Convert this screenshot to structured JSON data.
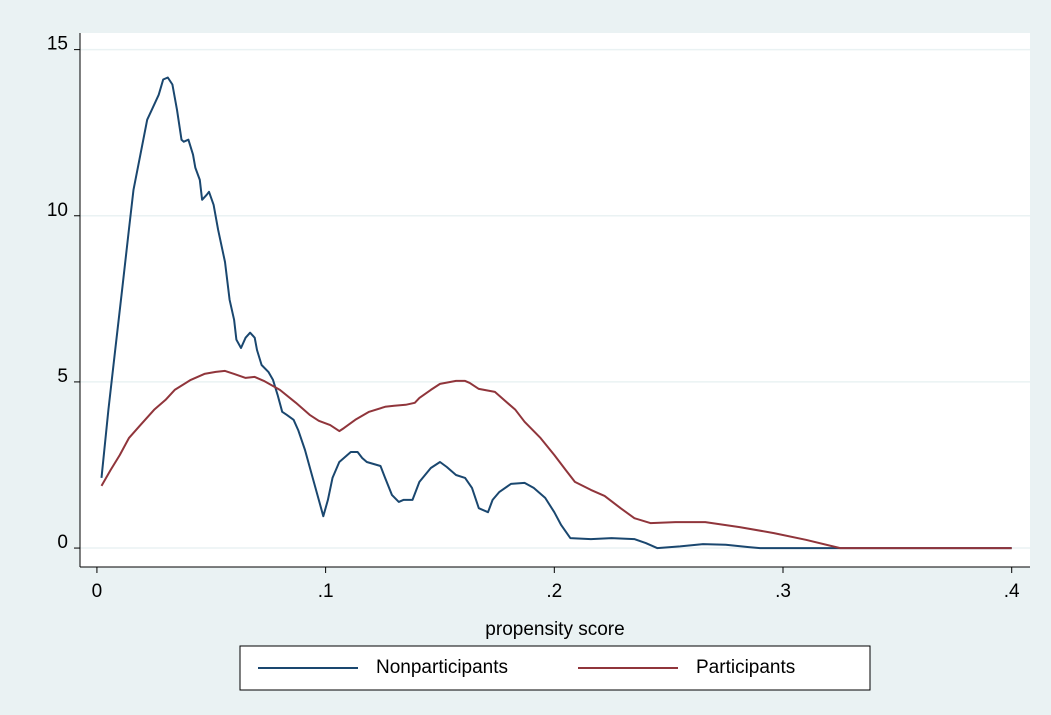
{
  "chart_data": {
    "type": "line",
    "x_label": "propensity score",
    "xlim": [
      -0.0074,
      0.408
    ],
    "ylim": [
      -0.57,
      15.5
    ],
    "xticks": [
      0,
      {
        "value": 0.1,
        "label": ".1"
      },
      {
        "value": 0.2,
        "label": ".2"
      },
      {
        "value": 0.3,
        "label": ".3"
      },
      {
        "value": 0.4,
        "label": ".4"
      }
    ],
    "yticks": [
      0,
      5,
      10,
      15
    ],
    "grid": true,
    "legend": "bottom",
    "series": [
      {
        "name": "Nonparticipants",
        "color": "#1a476f",
        "x": [
          0.002,
          0.005,
          0.008,
          0.011,
          0.014,
          0.016,
          0.019,
          0.022,
          0.024,
          0.027,
          0.029,
          0.031,
          0.033,
          0.035,
          0.037,
          0.038,
          0.04,
          0.042,
          0.043,
          0.045,
          0.046,
          0.048,
          0.049,
          0.051,
          0.053,
          0.056,
          0.058,
          0.06,
          0.061,
          0.063,
          0.065,
          0.067,
          0.069,
          0.07,
          0.072,
          0.075,
          0.077,
          0.079,
          0.081,
          0.083,
          0.086,
          0.088,
          0.091,
          0.094,
          0.097,
          0.099,
          0.101,
          0.103,
          0.106,
          0.111,
          0.114,
          0.116,
          0.118,
          0.124,
          0.126,
          0.129,
          0.132,
          0.134,
          0.138,
          0.141,
          0.146,
          0.15,
          0.153,
          0.157,
          0.161,
          0.164,
          0.167,
          0.171,
          0.173,
          0.176,
          0.181,
          0.187,
          0.191,
          0.196,
          0.2,
          0.203,
          0.207,
          0.216,
          0.225,
          0.235,
          0.24,
          0.245,
          0.255,
          0.265,
          0.275,
          0.285,
          0.29,
          0.3,
          0.4
        ],
        "values": [
          2.11,
          4.16,
          5.96,
          7.77,
          9.58,
          10.78,
          11.84,
          12.89,
          13.19,
          13.64,
          14.1,
          14.16,
          13.95,
          13.19,
          12.29,
          12.23,
          12.29,
          11.84,
          11.45,
          11.08,
          10.48,
          10.63,
          10.72,
          10.33,
          9.58,
          8.61,
          7.47,
          6.87,
          6.27,
          6.02,
          6.33,
          6.48,
          6.33,
          5.96,
          5.51,
          5.3,
          5.06,
          4.61,
          4.1,
          4.01,
          3.86,
          3.55,
          2.95,
          2.2,
          1.45,
          0.96,
          1.45,
          2.11,
          2.59,
          2.89,
          2.89,
          2.71,
          2.59,
          2.47,
          2.11,
          1.6,
          1.39,
          1.45,
          1.45,
          1.99,
          2.41,
          2.59,
          2.44,
          2.2,
          2.11,
          1.81,
          1.2,
          1.08,
          1.45,
          1.69,
          1.93,
          1.96,
          1.81,
          1.51,
          1.08,
          0.69,
          0.3,
          0.27,
          0.3,
          0.27,
          0.15,
          0.0,
          0.05,
          0.12,
          0.1,
          0.03,
          0.0,
          0.0,
          0.0
        ]
      },
      {
        "name": "Participants",
        "color": "#90353b",
        "x": [
          0.002,
          0.006,
          0.01,
          0.014,
          0.019,
          0.025,
          0.03,
          0.034,
          0.041,
          0.047,
          0.052,
          0.056,
          0.06,
          0.065,
          0.069,
          0.073,
          0.08,
          0.087,
          0.093,
          0.097,
          0.102,
          0.106,
          0.108,
          0.113,
          0.119,
          0.126,
          0.13,
          0.135,
          0.139,
          0.141,
          0.146,
          0.15,
          0.157,
          0.161,
          0.163,
          0.167,
          0.174,
          0.178,
          0.183,
          0.187,
          0.194,
          0.2,
          0.205,
          0.209,
          0.216,
          0.222,
          0.229,
          0.235,
          0.242,
          0.253,
          0.266,
          0.281,
          0.296,
          0.31,
          0.325,
          0.4
        ],
        "values": [
          1.87,
          2.35,
          2.8,
          3.31,
          3.7,
          4.16,
          4.46,
          4.76,
          5.06,
          5.24,
          5.3,
          5.33,
          5.24,
          5.12,
          5.15,
          5.03,
          4.76,
          4.37,
          4.01,
          3.83,
          3.7,
          3.52,
          3.61,
          3.86,
          4.1,
          4.25,
          4.28,
          4.31,
          4.37,
          4.52,
          4.76,
          4.94,
          5.03,
          5.03,
          4.97,
          4.79,
          4.7,
          4.46,
          4.16,
          3.8,
          3.31,
          2.8,
          2.35,
          1.99,
          1.75,
          1.57,
          1.2,
          0.9,
          0.75,
          0.78,
          0.78,
          0.63,
          0.45,
          0.25,
          0.0,
          0.0
        ]
      }
    ]
  }
}
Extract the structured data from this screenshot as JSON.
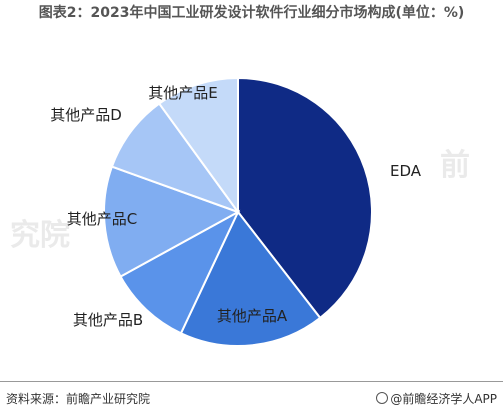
{
  "title": "图表2：2023年中国工业研发设计软件行业细分市场构成(单位：%)",
  "chart_data": {
    "type": "pie",
    "title": "图表2：2023年中国工业研发设计软件行业细分市场构成(单位：%)",
    "slices": [
      {
        "label": "EDA",
        "value": 39.5,
        "color": "#0f2a85"
      },
      {
        "label": "其他产品A",
        "value": 17.5,
        "color": "#3a78d8"
      },
      {
        "label": "其他产品B",
        "value": 10.0,
        "color": "#5a93ea"
      },
      {
        "label": "其他产品C",
        "value": 13.5,
        "color": "#80adf1"
      },
      {
        "label": "其他产品D",
        "value": 9.5,
        "color": "#a6c6f6"
      },
      {
        "label": "其他产品E",
        "value": 10.0,
        "color": "#c4daf9"
      }
    ],
    "start": "12 o'clock, clockwise"
  },
  "footer": {
    "source": "资料来源：前瞻产业研究院",
    "brand": "@前瞻经济学人APP"
  }
}
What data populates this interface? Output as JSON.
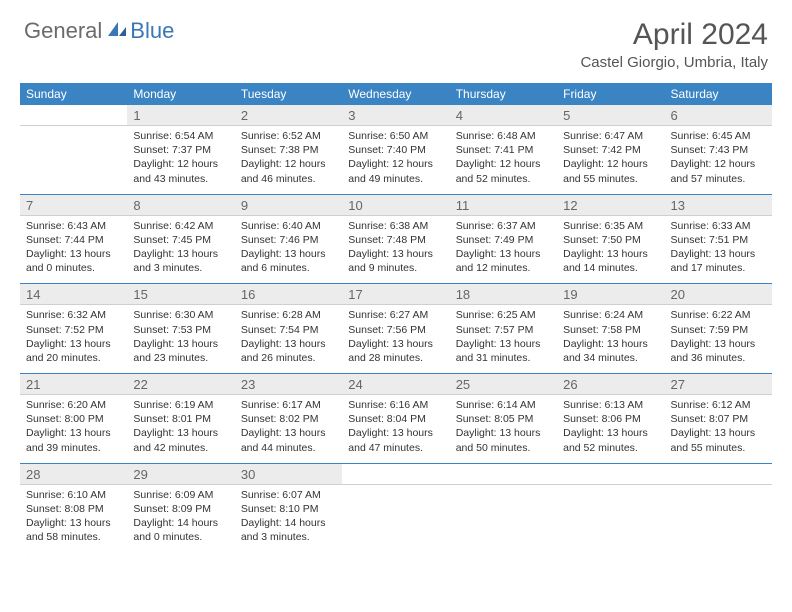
{
  "logo": {
    "part1": "General",
    "part2": "Blue"
  },
  "title": "April 2024",
  "location": "Castel Giorgio, Umbria, Italy",
  "dow": [
    "Sunday",
    "Monday",
    "Tuesday",
    "Wednesday",
    "Thursday",
    "Friday",
    "Saturday"
  ],
  "colors": {
    "header_bar": "#3b84c4",
    "daynum_bg": "#ececec",
    "row_border": "#3b84c4",
    "title_color": "#555"
  },
  "weeks": [
    {
      "nums": [
        "",
        "1",
        "2",
        "3",
        "4",
        "5",
        "6"
      ],
      "cells": [
        null,
        {
          "sr": "Sunrise: 6:54 AM",
          "ss": "Sunset: 7:37 PM",
          "d1": "Daylight: 12 hours",
          "d2": "and 43 minutes."
        },
        {
          "sr": "Sunrise: 6:52 AM",
          "ss": "Sunset: 7:38 PM",
          "d1": "Daylight: 12 hours",
          "d2": "and 46 minutes."
        },
        {
          "sr": "Sunrise: 6:50 AM",
          "ss": "Sunset: 7:40 PM",
          "d1": "Daylight: 12 hours",
          "d2": "and 49 minutes."
        },
        {
          "sr": "Sunrise: 6:48 AM",
          "ss": "Sunset: 7:41 PM",
          "d1": "Daylight: 12 hours",
          "d2": "and 52 minutes."
        },
        {
          "sr": "Sunrise: 6:47 AM",
          "ss": "Sunset: 7:42 PM",
          "d1": "Daylight: 12 hours",
          "d2": "and 55 minutes."
        },
        {
          "sr": "Sunrise: 6:45 AM",
          "ss": "Sunset: 7:43 PM",
          "d1": "Daylight: 12 hours",
          "d2": "and 57 minutes."
        }
      ]
    },
    {
      "nums": [
        "7",
        "8",
        "9",
        "10",
        "11",
        "12",
        "13"
      ],
      "cells": [
        {
          "sr": "Sunrise: 6:43 AM",
          "ss": "Sunset: 7:44 PM",
          "d1": "Daylight: 13 hours",
          "d2": "and 0 minutes."
        },
        {
          "sr": "Sunrise: 6:42 AM",
          "ss": "Sunset: 7:45 PM",
          "d1": "Daylight: 13 hours",
          "d2": "and 3 minutes."
        },
        {
          "sr": "Sunrise: 6:40 AM",
          "ss": "Sunset: 7:46 PM",
          "d1": "Daylight: 13 hours",
          "d2": "and 6 minutes."
        },
        {
          "sr": "Sunrise: 6:38 AM",
          "ss": "Sunset: 7:48 PM",
          "d1": "Daylight: 13 hours",
          "d2": "and 9 minutes."
        },
        {
          "sr": "Sunrise: 6:37 AM",
          "ss": "Sunset: 7:49 PM",
          "d1": "Daylight: 13 hours",
          "d2": "and 12 minutes."
        },
        {
          "sr": "Sunrise: 6:35 AM",
          "ss": "Sunset: 7:50 PM",
          "d1": "Daylight: 13 hours",
          "d2": "and 14 minutes."
        },
        {
          "sr": "Sunrise: 6:33 AM",
          "ss": "Sunset: 7:51 PM",
          "d1": "Daylight: 13 hours",
          "d2": "and 17 minutes."
        }
      ]
    },
    {
      "nums": [
        "14",
        "15",
        "16",
        "17",
        "18",
        "19",
        "20"
      ],
      "cells": [
        {
          "sr": "Sunrise: 6:32 AM",
          "ss": "Sunset: 7:52 PM",
          "d1": "Daylight: 13 hours",
          "d2": "and 20 minutes."
        },
        {
          "sr": "Sunrise: 6:30 AM",
          "ss": "Sunset: 7:53 PM",
          "d1": "Daylight: 13 hours",
          "d2": "and 23 minutes."
        },
        {
          "sr": "Sunrise: 6:28 AM",
          "ss": "Sunset: 7:54 PM",
          "d1": "Daylight: 13 hours",
          "d2": "and 26 minutes."
        },
        {
          "sr": "Sunrise: 6:27 AM",
          "ss": "Sunset: 7:56 PM",
          "d1": "Daylight: 13 hours",
          "d2": "and 28 minutes."
        },
        {
          "sr": "Sunrise: 6:25 AM",
          "ss": "Sunset: 7:57 PM",
          "d1": "Daylight: 13 hours",
          "d2": "and 31 minutes."
        },
        {
          "sr": "Sunrise: 6:24 AM",
          "ss": "Sunset: 7:58 PM",
          "d1": "Daylight: 13 hours",
          "d2": "and 34 minutes."
        },
        {
          "sr": "Sunrise: 6:22 AM",
          "ss": "Sunset: 7:59 PM",
          "d1": "Daylight: 13 hours",
          "d2": "and 36 minutes."
        }
      ]
    },
    {
      "nums": [
        "21",
        "22",
        "23",
        "24",
        "25",
        "26",
        "27"
      ],
      "cells": [
        {
          "sr": "Sunrise: 6:20 AM",
          "ss": "Sunset: 8:00 PM",
          "d1": "Daylight: 13 hours",
          "d2": "and 39 minutes."
        },
        {
          "sr": "Sunrise: 6:19 AM",
          "ss": "Sunset: 8:01 PM",
          "d1": "Daylight: 13 hours",
          "d2": "and 42 minutes."
        },
        {
          "sr": "Sunrise: 6:17 AM",
          "ss": "Sunset: 8:02 PM",
          "d1": "Daylight: 13 hours",
          "d2": "and 44 minutes."
        },
        {
          "sr": "Sunrise: 6:16 AM",
          "ss": "Sunset: 8:04 PM",
          "d1": "Daylight: 13 hours",
          "d2": "and 47 minutes."
        },
        {
          "sr": "Sunrise: 6:14 AM",
          "ss": "Sunset: 8:05 PM",
          "d1": "Daylight: 13 hours",
          "d2": "and 50 minutes."
        },
        {
          "sr": "Sunrise: 6:13 AM",
          "ss": "Sunset: 8:06 PM",
          "d1": "Daylight: 13 hours",
          "d2": "and 52 minutes."
        },
        {
          "sr": "Sunrise: 6:12 AM",
          "ss": "Sunset: 8:07 PM",
          "d1": "Daylight: 13 hours",
          "d2": "and 55 minutes."
        }
      ]
    },
    {
      "nums": [
        "28",
        "29",
        "30",
        "",
        "",
        "",
        ""
      ],
      "cells": [
        {
          "sr": "Sunrise: 6:10 AM",
          "ss": "Sunset: 8:08 PM",
          "d1": "Daylight: 13 hours",
          "d2": "and 58 minutes."
        },
        {
          "sr": "Sunrise: 6:09 AM",
          "ss": "Sunset: 8:09 PM",
          "d1": "Daylight: 14 hours",
          "d2": "and 0 minutes."
        },
        {
          "sr": "Sunrise: 6:07 AM",
          "ss": "Sunset: 8:10 PM",
          "d1": "Daylight: 14 hours",
          "d2": "and 3 minutes."
        },
        null,
        null,
        null,
        null
      ],
      "last": true
    }
  ]
}
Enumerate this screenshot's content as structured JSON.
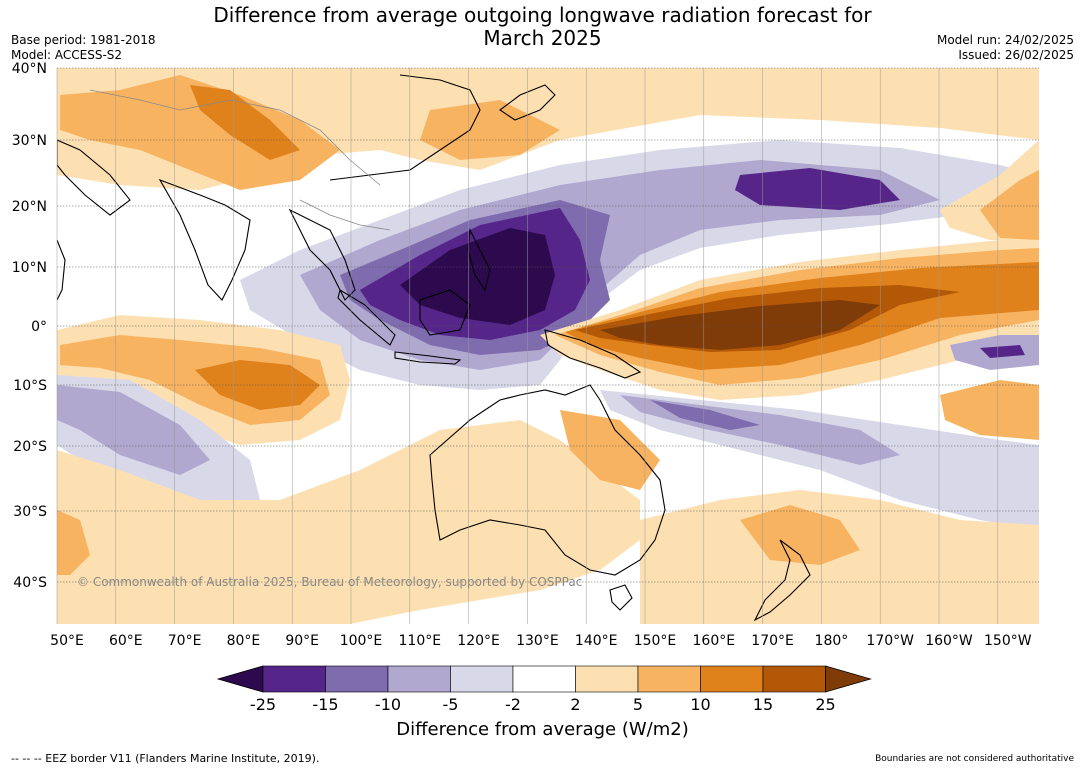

··········

CHALLENGE
Work out how many lines of the data above contain the string "screenshot" and give the number alone.

COMPLETE OUTPUT
3